Exactly retype the lines below from the one containing "What does this" through the end of the listing. Leave pictures out.

begin THE RECORDS

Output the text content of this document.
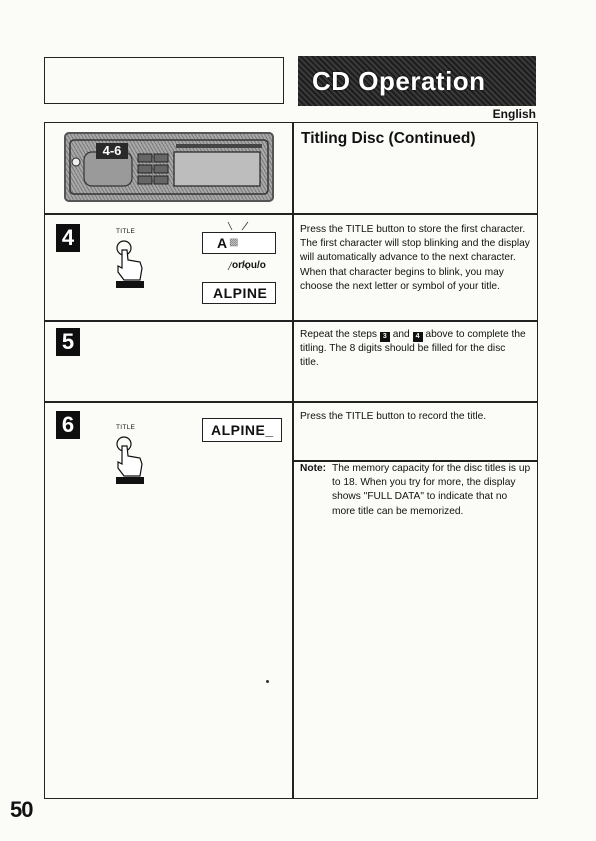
CD Operation
English
Titling Disc (Continued)
4-6
4	TITLE
A ▩
or/ou/o
ALPINE
Press the TITLE button to store the first character. The first character will stop blinking and the display will automatically advance to the next character. When that character begins to blink, you may choose the next letter or symbol of your title.
5	Repeat the steps 3 and 4 above to complete the titling. The 8 digits should be filled for the disc title.
6	TITLE	ALPINE_
Press the TITLE button to record the title.
Note: The memory capacity for the disc titles is up to 18. When you try for more, the display shows "FULL DATA" to indicate that no more title can be memorized.
50
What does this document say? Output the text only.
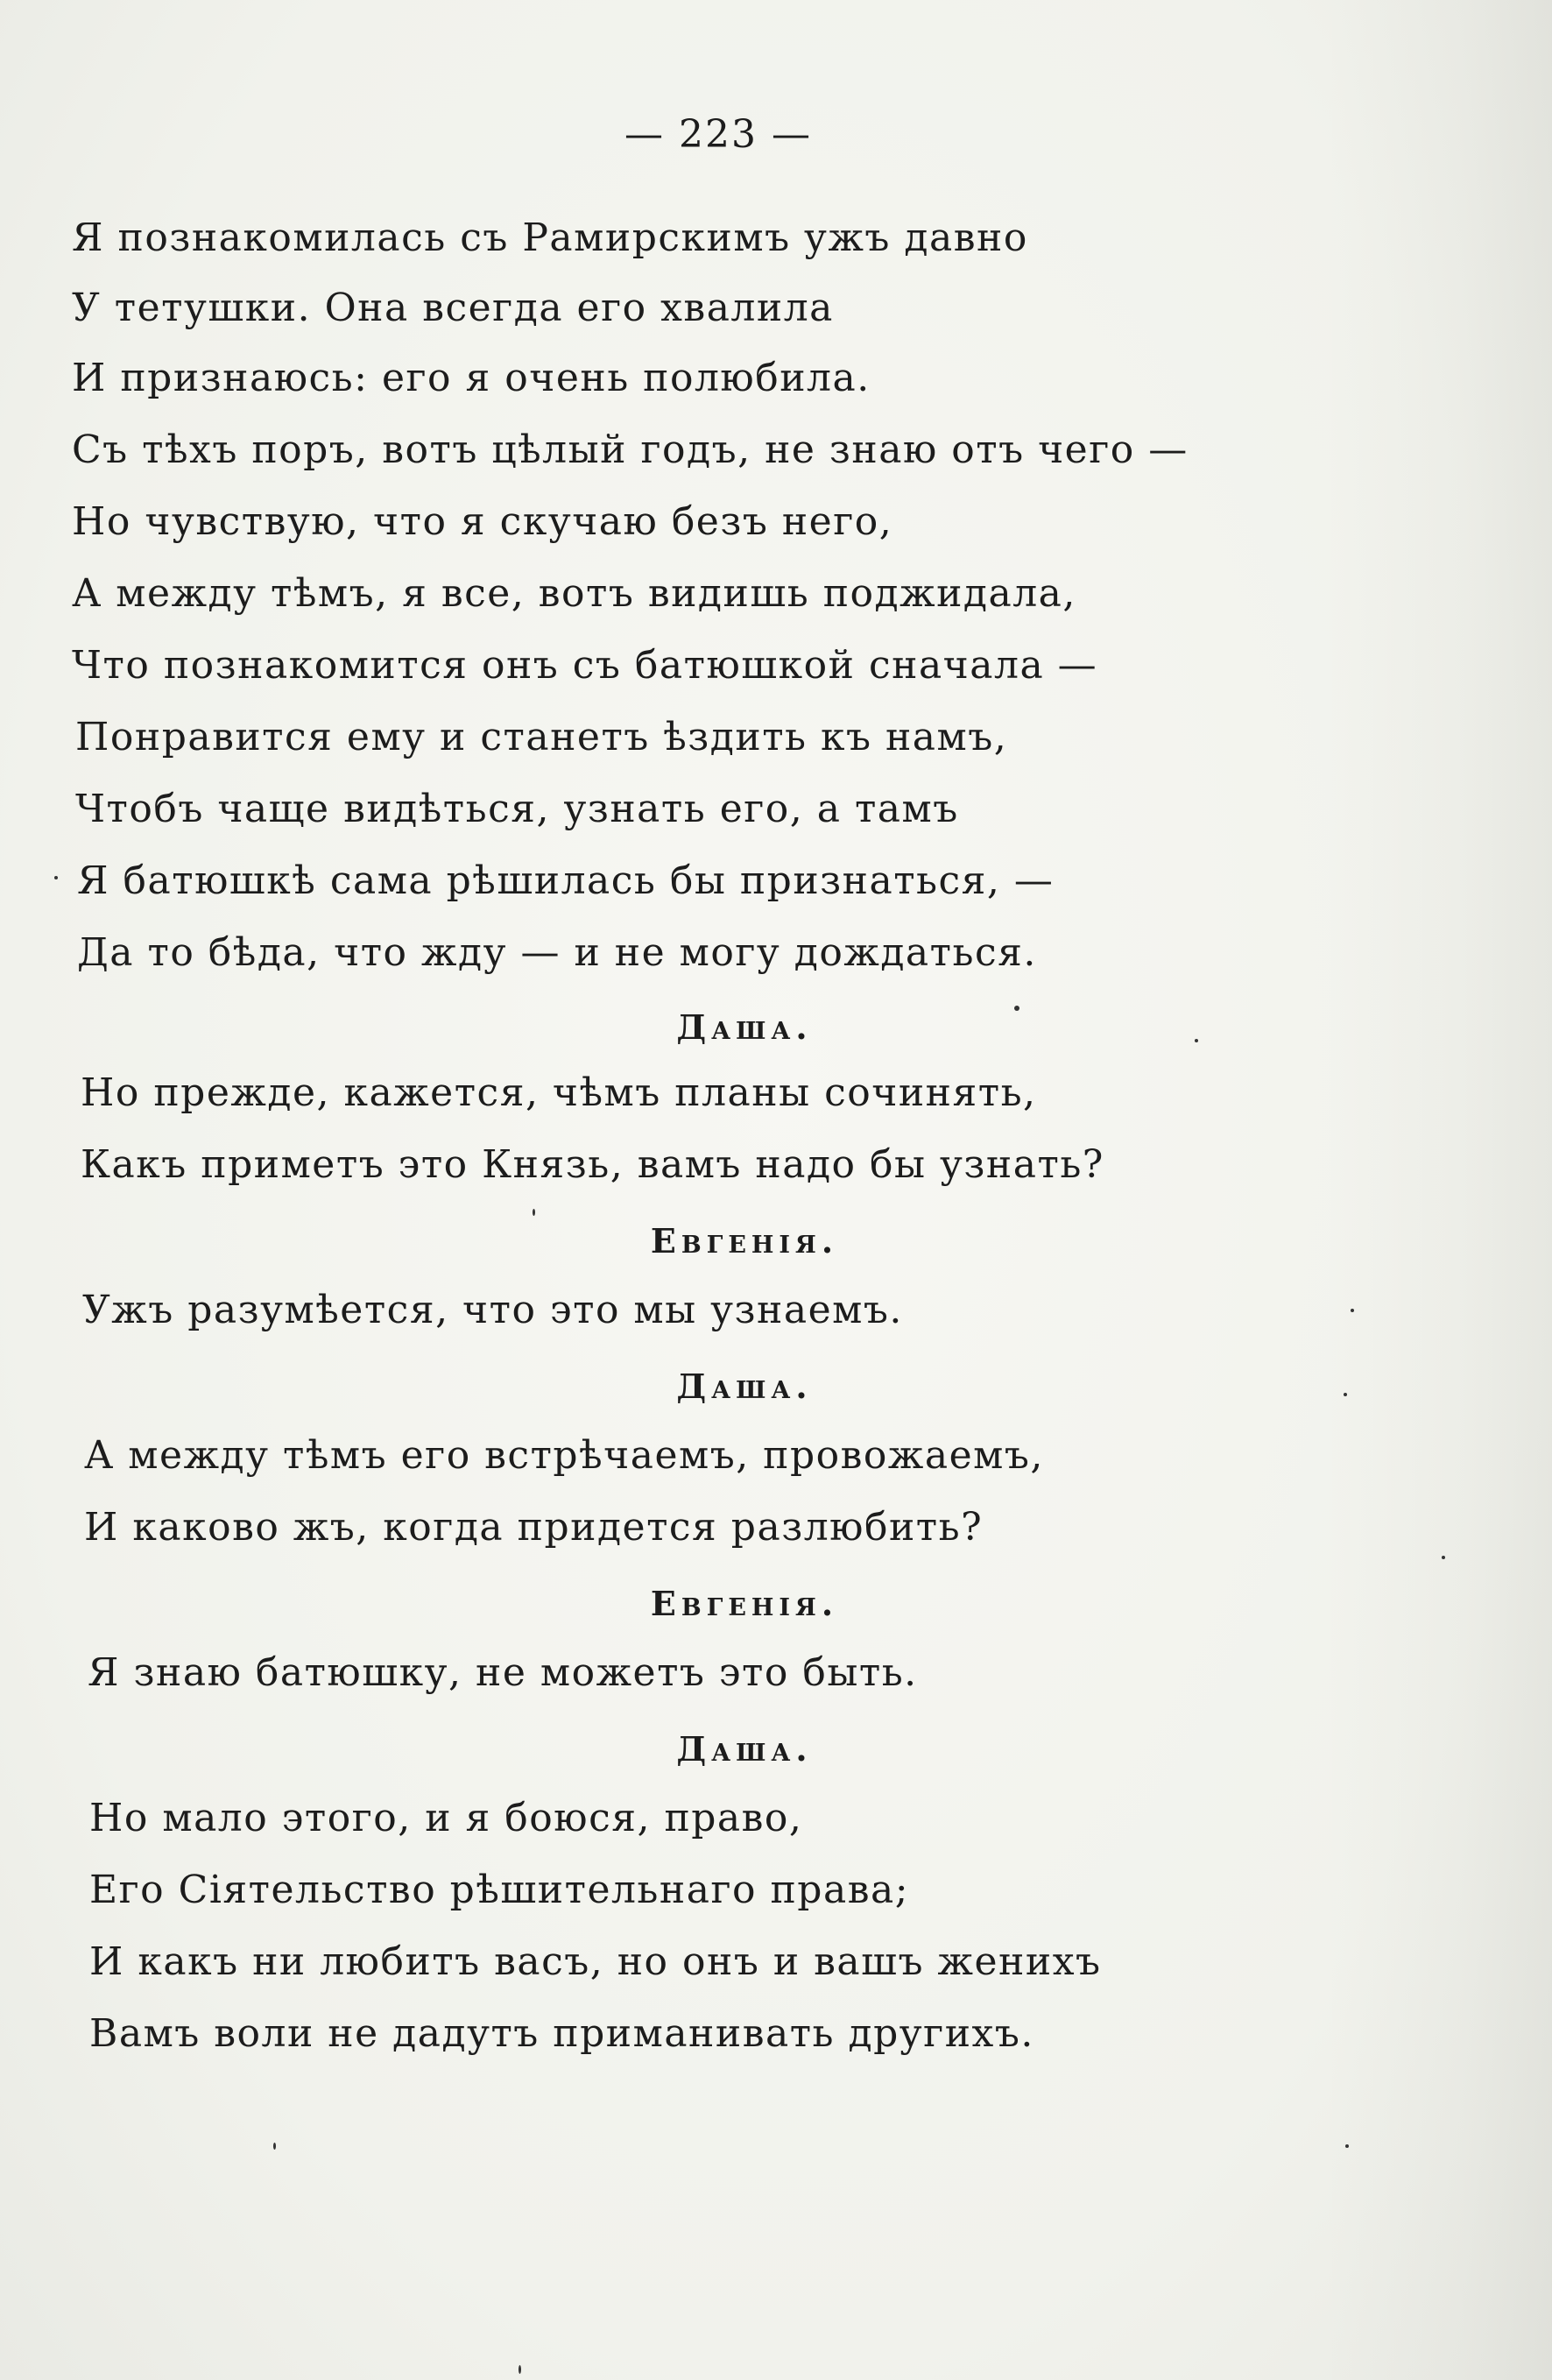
— 223 —
Я познакомилась съ Рамирскимъ ужъ давно
У тетушки. Она всегда его хвалила
И признаюсь: его я очень полюбила.
Съ тѣхъ поръ, вотъ цѣлый годъ, не знаю отъ чего —
Но чувствую, что я скучаю безъ него,
А между тѣмъ, я все, вотъ видишь поджидала,
Что познакомится онъ съ батюшкой сначала —
Понравится ему и станетъ ѣздить къ намъ,
Чтобъ чаще видѣться, узнать его, а тамъ
Я батюшкѣ сама рѣшилась бы признаться, —
Да то бѣда, что жду — и не могу дождаться.
Даша.
Но прежде, кажется, чѣмъ планы сочинять,
Какъ приметъ это Князь, вамъ надо бы узнать?
Евгенія.
Ужъ разумѣется, что это мы узнаемъ.
Даша.
А между тѣмъ его встрѣчаемъ, провожаемъ,
И каково жъ, когда придется разлюбить?
Евгенія.
Я знаю батюшку, не можетъ это быть.
Даша.
Но мало этого, и я боюся, право,
Его Сіятельство рѣшительнаго права;
И какъ ни любитъ васъ, но онъ и вашъ женихъ
Вамъ воли не дадутъ приманивать другихъ.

end THE RECORDS

§ EXERCISE RESPONSE:
What does this document say? Output the text only.
— 223 —
Я познакомилась съ Рамирскимъ ужъ давно
У тетушки. Она всегда его хвалила
И признаюсь: его я очень полюбила.
Съ тѣхъ поръ, вотъ цѣлый годъ, не знаю отъ чего —
Но чувствую, что я скучаю безъ него,
А между тѣмъ, я все, вотъ видишь поджидала,
Что познакомится онъ съ батюшкой сначала —
Понравится ему и станетъ ѣздить къ намъ,
Чтобъ чаще видѣться, узнать его, а тамъ
Я батюшкѣ сама рѣшилась бы признаться, —
Да то бѣда, что жду — и не могу дождаться.
Даша.
Но прежде, кажется, чѣмъ планы сочинять,
Какъ приметъ это Князь, вамъ надо бы узнать?
Евгенія.
Ужъ разумѣется, что это мы узнаемъ.
Даша.
А между тѣмъ его встрѣчаемъ, провожаемъ,
И каково жъ, когда придется разлюбить?
Евгенія.
Я знаю батюшку, не можетъ это быть.
Даша.
Но мало этого, и я боюся, право,
Его Сіятельство рѣшительнаго права;
И какъ ни любитъ васъ, но онъ и вашъ женихъ
Вамъ воли не дадутъ приманивать другихъ.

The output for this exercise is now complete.